▸ MATERIAL FOR THIS EXERCISE
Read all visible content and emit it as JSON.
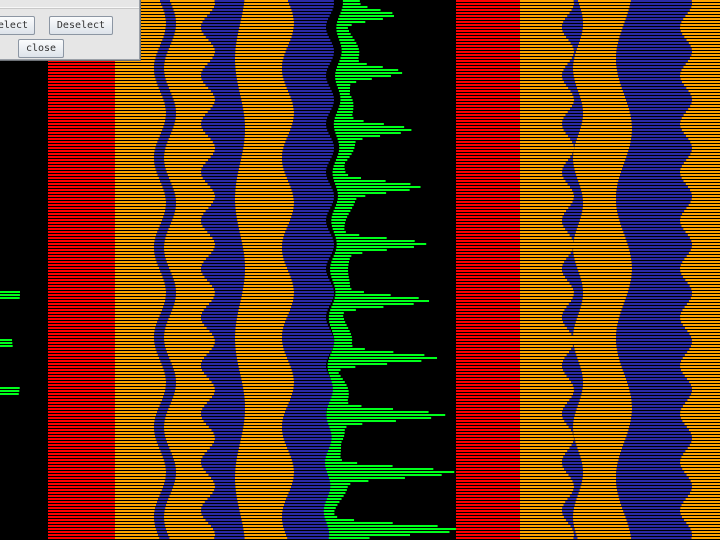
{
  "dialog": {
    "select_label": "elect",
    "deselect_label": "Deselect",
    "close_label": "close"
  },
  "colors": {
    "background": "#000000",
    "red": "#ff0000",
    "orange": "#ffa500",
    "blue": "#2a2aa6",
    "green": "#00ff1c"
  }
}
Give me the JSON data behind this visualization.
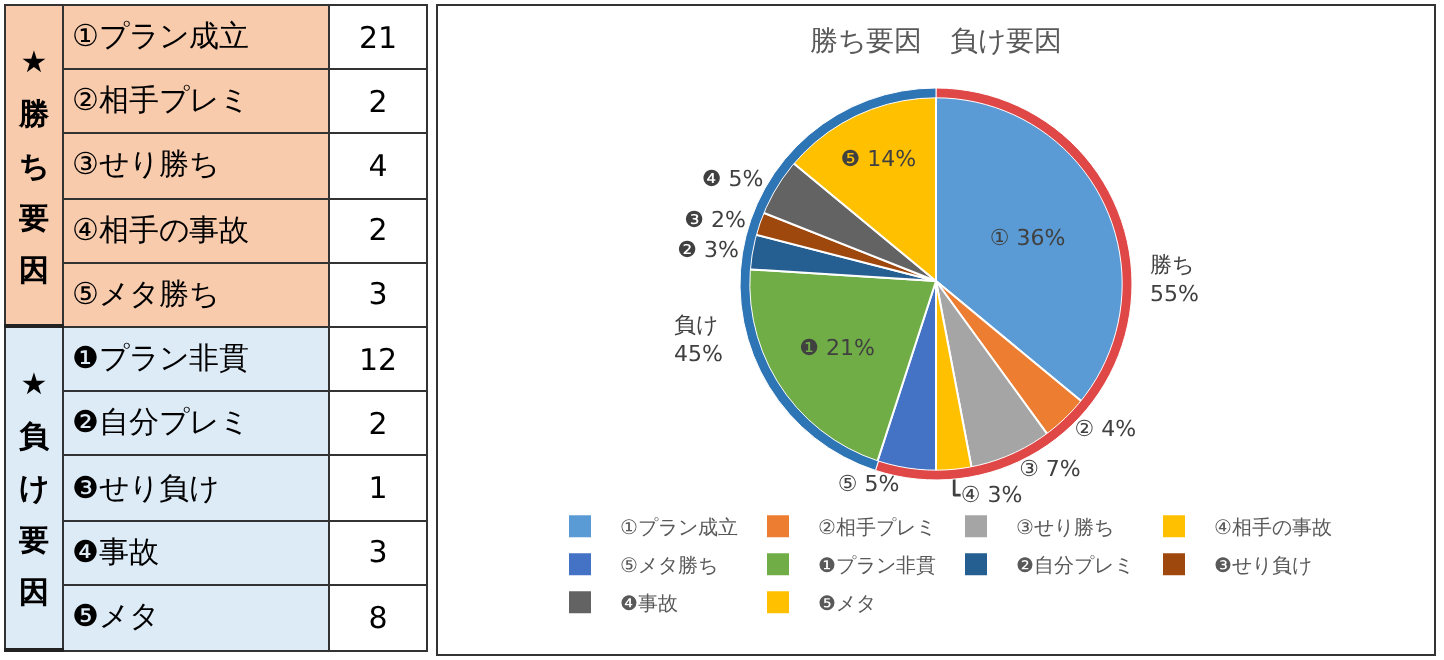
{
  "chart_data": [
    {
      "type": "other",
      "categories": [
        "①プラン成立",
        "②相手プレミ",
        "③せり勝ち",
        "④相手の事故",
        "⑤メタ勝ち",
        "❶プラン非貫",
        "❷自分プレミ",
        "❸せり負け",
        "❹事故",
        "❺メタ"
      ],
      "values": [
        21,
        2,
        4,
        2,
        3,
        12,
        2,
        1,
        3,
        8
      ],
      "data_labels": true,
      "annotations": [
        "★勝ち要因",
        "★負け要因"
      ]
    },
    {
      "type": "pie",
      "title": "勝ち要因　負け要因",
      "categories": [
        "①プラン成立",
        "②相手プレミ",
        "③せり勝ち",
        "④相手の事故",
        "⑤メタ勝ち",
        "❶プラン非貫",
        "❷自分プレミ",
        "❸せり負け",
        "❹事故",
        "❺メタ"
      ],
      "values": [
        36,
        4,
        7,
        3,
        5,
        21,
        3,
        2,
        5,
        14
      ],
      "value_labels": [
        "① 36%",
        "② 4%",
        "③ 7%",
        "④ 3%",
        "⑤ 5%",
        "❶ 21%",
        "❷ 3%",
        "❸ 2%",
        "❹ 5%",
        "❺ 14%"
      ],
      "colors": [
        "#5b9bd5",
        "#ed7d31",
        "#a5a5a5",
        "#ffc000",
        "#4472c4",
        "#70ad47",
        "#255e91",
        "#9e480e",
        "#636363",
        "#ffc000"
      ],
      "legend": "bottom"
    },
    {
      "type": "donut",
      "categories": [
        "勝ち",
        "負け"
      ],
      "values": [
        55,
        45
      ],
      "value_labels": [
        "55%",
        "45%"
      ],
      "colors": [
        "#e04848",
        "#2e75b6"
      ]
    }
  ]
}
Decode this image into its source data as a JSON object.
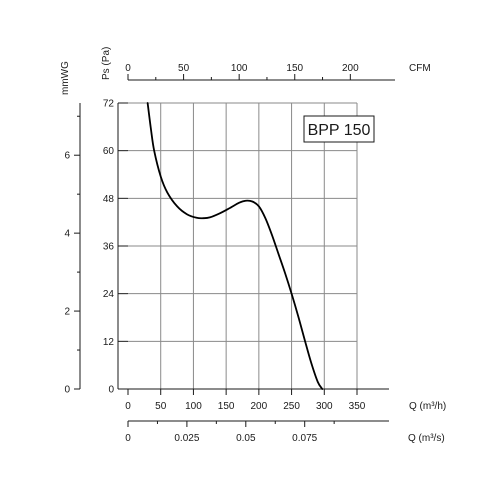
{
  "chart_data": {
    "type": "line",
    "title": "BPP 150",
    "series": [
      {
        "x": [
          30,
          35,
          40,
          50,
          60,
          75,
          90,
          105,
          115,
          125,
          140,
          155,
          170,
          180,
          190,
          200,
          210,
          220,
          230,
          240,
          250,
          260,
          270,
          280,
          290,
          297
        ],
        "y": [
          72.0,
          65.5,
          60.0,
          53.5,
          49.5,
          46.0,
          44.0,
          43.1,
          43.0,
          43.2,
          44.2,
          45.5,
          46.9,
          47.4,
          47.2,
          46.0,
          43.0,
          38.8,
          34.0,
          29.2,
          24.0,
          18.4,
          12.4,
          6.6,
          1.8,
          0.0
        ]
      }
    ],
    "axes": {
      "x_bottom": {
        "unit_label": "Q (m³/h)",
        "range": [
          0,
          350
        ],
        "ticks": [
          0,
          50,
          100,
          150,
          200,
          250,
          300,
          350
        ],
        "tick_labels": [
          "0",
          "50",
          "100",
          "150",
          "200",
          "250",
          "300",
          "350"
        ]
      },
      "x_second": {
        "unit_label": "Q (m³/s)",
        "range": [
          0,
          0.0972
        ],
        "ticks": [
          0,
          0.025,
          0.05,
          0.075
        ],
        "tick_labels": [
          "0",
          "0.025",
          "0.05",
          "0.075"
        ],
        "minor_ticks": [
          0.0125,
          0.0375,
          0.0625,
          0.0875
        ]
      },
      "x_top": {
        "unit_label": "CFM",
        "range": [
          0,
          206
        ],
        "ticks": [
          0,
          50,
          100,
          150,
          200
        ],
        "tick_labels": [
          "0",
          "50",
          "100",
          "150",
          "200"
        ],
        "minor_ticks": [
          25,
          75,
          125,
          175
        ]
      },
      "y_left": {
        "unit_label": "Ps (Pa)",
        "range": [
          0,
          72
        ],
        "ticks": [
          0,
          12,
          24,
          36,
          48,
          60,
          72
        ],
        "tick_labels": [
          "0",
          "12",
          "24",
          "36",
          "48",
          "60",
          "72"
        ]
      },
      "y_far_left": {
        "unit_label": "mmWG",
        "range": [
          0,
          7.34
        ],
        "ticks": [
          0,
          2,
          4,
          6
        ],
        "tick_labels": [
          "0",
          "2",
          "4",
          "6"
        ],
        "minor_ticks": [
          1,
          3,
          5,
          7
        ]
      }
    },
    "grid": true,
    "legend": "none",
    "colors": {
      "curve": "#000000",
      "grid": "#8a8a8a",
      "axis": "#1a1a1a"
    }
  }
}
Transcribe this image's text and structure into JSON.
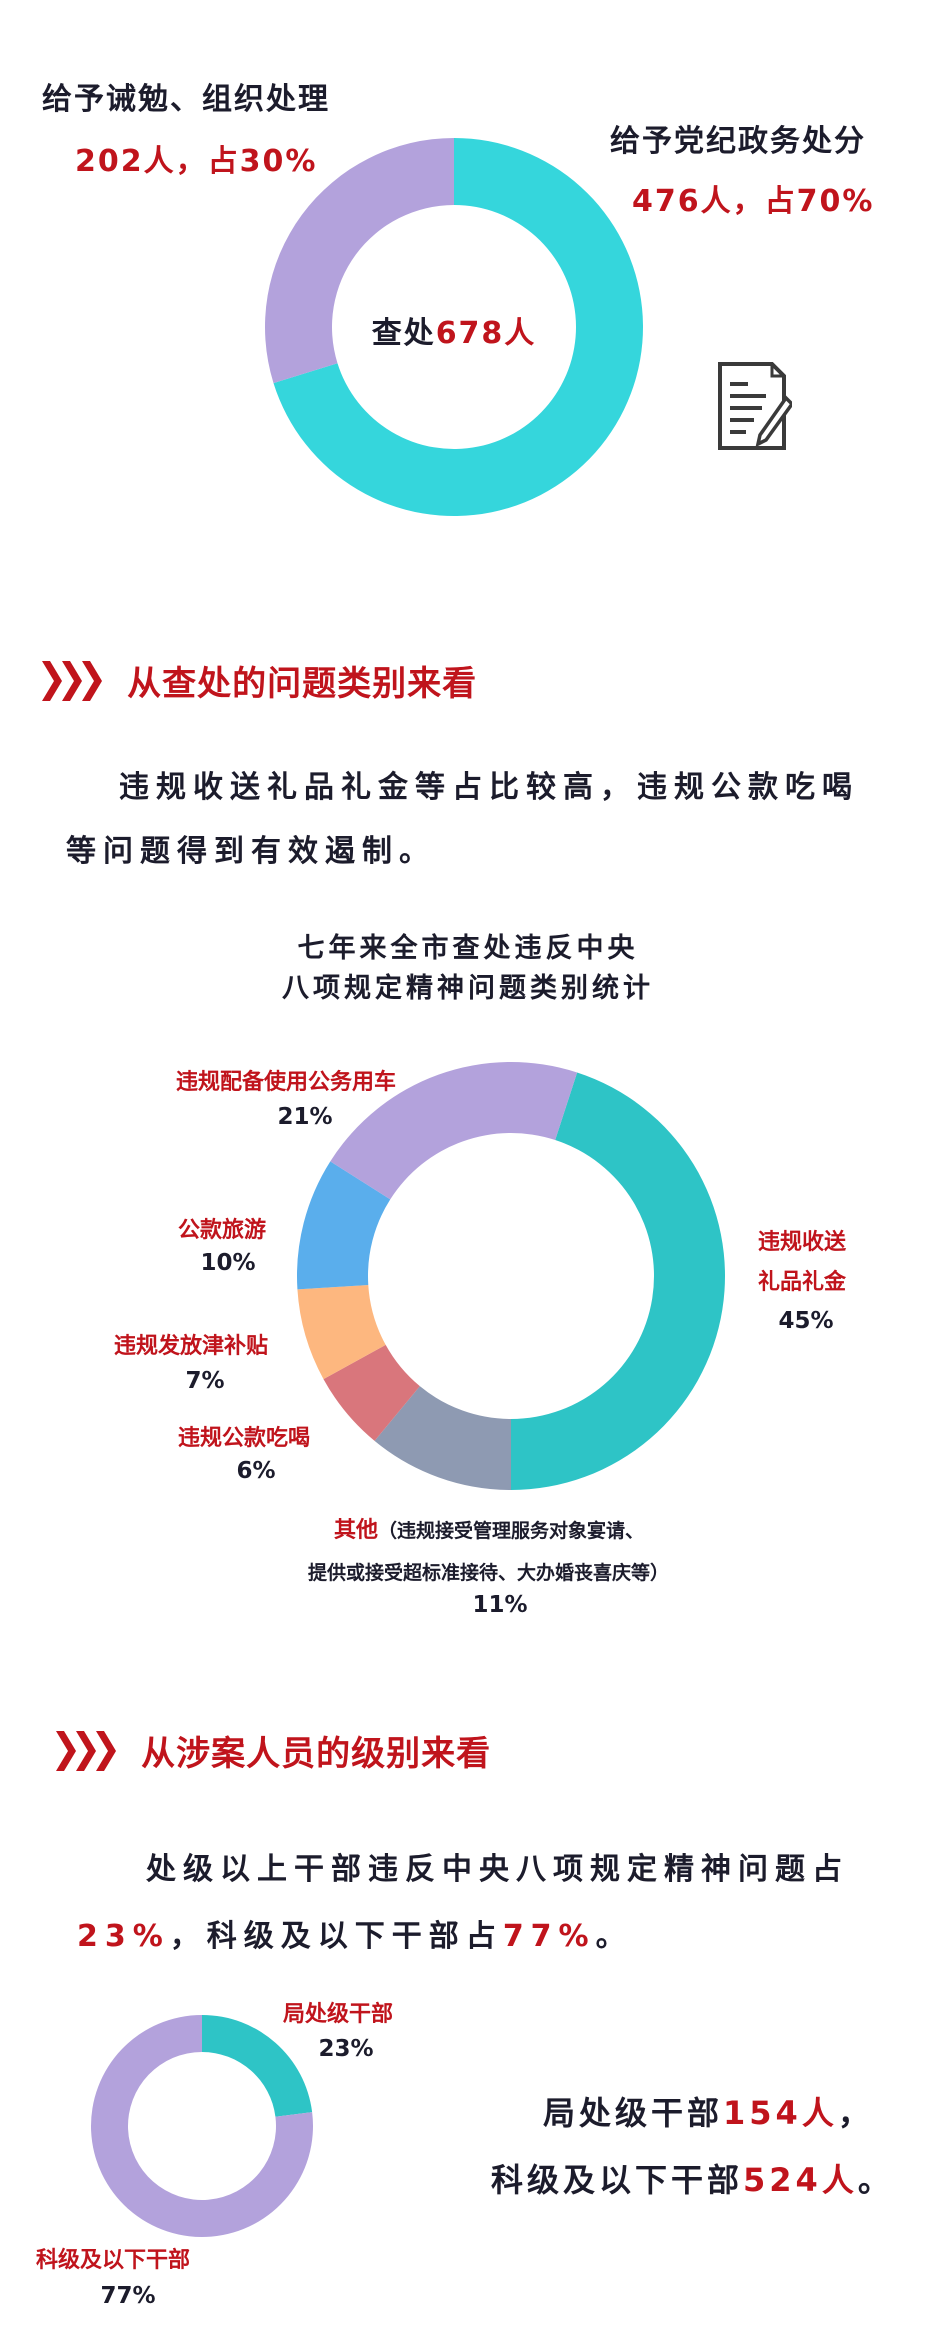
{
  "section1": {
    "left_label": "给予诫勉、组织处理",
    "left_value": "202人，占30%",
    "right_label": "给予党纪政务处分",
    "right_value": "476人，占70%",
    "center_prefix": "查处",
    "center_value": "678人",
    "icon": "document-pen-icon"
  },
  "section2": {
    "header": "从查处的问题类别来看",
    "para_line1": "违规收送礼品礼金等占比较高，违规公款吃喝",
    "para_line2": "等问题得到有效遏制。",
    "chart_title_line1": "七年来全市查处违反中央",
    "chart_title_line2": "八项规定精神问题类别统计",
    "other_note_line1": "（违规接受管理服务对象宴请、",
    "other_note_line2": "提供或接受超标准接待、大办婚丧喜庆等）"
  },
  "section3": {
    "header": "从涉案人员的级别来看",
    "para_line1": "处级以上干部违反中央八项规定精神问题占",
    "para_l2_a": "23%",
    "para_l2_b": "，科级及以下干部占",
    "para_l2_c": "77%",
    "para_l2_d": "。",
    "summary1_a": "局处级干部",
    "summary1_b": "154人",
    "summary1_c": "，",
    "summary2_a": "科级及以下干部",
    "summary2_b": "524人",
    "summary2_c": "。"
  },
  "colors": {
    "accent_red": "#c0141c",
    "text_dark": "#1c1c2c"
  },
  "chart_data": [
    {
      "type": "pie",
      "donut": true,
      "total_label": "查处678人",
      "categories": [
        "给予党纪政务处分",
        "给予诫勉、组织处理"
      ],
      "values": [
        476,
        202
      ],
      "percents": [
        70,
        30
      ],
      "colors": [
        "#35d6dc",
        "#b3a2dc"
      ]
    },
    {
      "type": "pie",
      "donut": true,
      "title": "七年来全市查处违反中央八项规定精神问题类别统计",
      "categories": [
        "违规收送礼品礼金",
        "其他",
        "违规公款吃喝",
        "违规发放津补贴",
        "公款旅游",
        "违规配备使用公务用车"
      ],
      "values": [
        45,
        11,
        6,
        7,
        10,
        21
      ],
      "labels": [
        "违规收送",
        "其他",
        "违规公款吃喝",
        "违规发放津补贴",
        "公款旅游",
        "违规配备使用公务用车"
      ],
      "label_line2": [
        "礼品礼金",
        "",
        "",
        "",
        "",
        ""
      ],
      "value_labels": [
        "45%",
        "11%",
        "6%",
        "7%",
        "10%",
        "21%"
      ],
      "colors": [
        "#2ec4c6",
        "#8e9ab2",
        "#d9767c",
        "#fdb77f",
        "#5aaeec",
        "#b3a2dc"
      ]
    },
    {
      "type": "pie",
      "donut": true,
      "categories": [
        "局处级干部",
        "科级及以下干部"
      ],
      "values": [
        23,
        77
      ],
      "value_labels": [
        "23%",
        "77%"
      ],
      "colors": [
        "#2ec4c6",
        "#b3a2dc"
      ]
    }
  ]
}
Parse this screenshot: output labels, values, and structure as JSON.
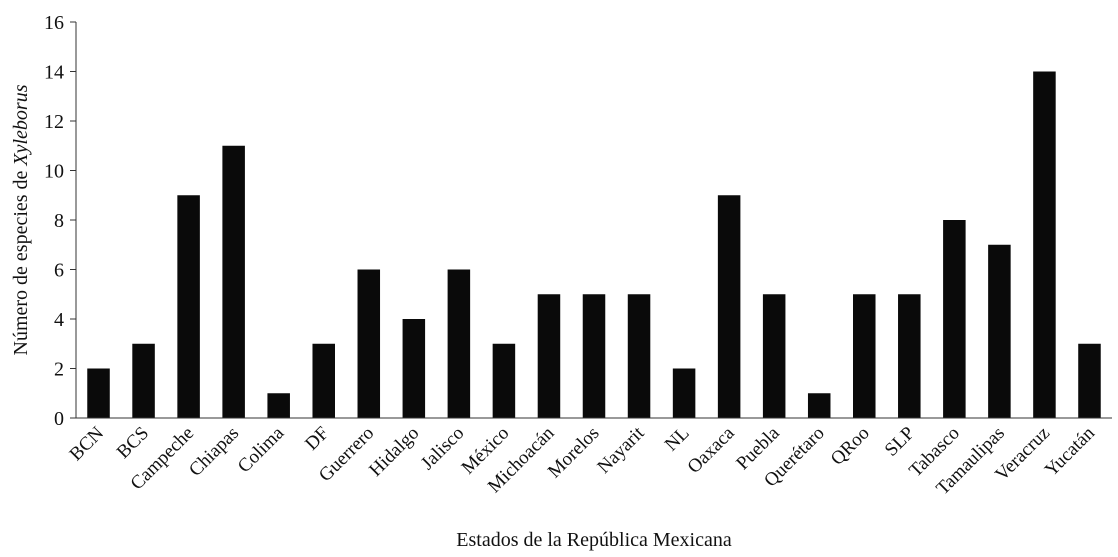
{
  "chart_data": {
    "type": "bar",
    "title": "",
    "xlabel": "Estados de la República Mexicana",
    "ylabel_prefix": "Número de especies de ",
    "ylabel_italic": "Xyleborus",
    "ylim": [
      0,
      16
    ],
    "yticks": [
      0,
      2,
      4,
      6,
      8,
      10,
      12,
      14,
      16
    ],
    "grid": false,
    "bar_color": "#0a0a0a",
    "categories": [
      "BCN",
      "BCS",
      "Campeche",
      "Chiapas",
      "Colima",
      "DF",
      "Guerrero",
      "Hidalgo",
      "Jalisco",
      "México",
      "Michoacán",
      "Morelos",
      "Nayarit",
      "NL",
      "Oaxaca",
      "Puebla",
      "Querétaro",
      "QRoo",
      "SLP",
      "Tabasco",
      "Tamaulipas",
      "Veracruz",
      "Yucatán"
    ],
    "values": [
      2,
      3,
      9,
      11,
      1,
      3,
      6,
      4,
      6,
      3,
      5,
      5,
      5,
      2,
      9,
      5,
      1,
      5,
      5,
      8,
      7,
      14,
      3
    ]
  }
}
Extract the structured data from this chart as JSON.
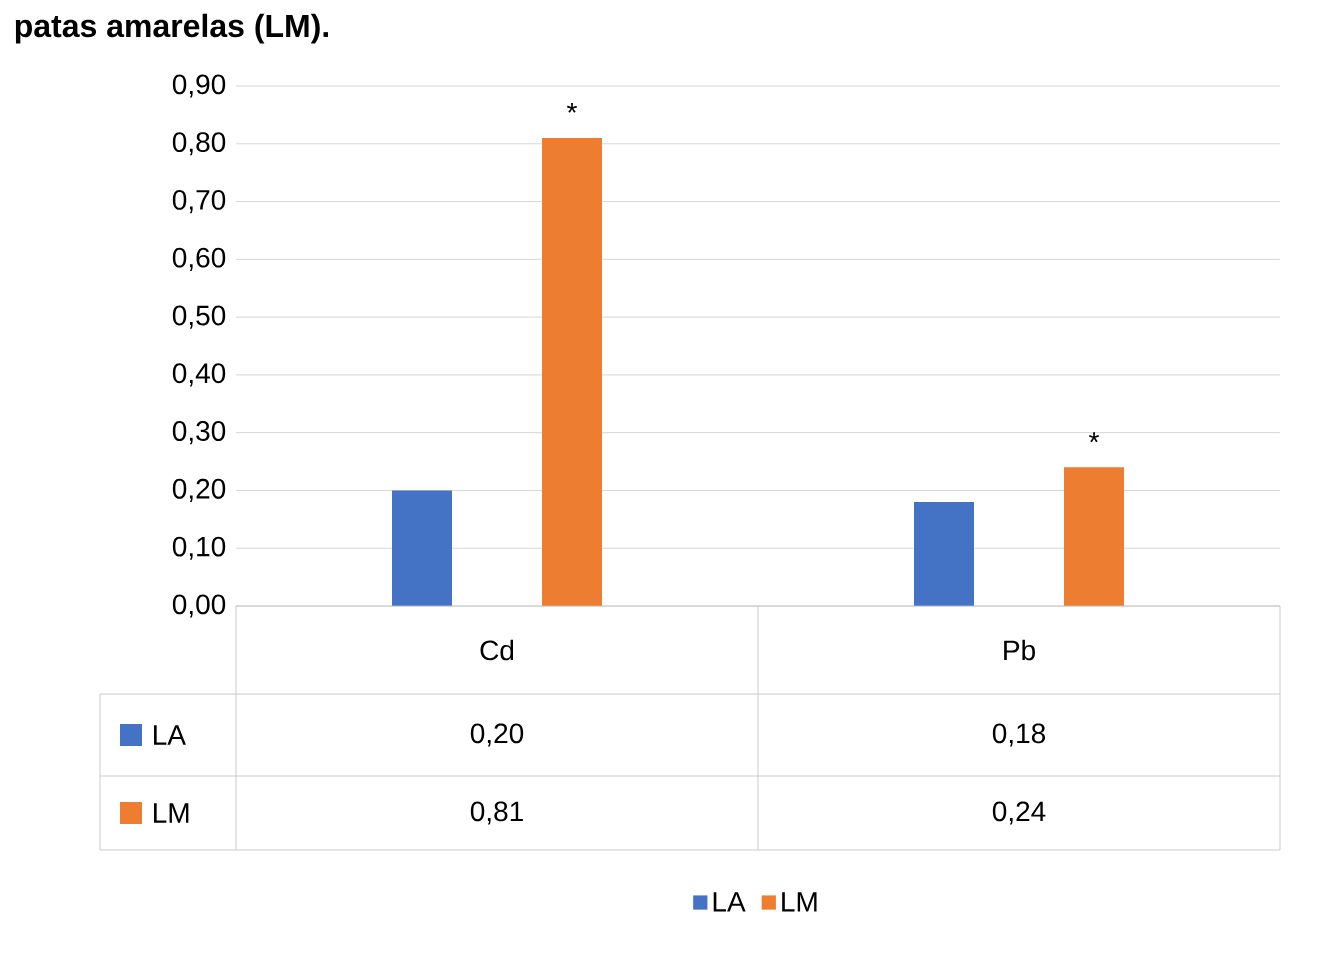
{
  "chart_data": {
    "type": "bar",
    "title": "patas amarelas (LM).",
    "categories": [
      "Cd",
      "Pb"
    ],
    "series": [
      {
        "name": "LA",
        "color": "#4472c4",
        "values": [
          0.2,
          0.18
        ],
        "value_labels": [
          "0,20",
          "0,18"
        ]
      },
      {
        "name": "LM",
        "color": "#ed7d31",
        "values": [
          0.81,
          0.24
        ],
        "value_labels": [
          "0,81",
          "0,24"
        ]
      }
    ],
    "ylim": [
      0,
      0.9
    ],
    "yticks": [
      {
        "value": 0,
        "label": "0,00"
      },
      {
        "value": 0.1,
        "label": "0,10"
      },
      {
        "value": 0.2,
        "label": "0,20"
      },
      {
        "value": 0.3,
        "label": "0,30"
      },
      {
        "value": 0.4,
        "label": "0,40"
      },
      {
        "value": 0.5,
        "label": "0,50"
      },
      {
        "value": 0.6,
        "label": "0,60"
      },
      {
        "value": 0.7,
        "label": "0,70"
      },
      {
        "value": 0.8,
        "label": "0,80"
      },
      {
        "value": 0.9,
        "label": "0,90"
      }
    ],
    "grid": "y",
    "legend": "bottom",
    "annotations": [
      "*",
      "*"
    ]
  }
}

▸ EXERCISE
Each line in the entries above that includes the string "image" should be extracted.

▸ EXPECTED ANSWER
Decode this image into its source data as a JSON object.
Transcribe this image's text and structure into JSON.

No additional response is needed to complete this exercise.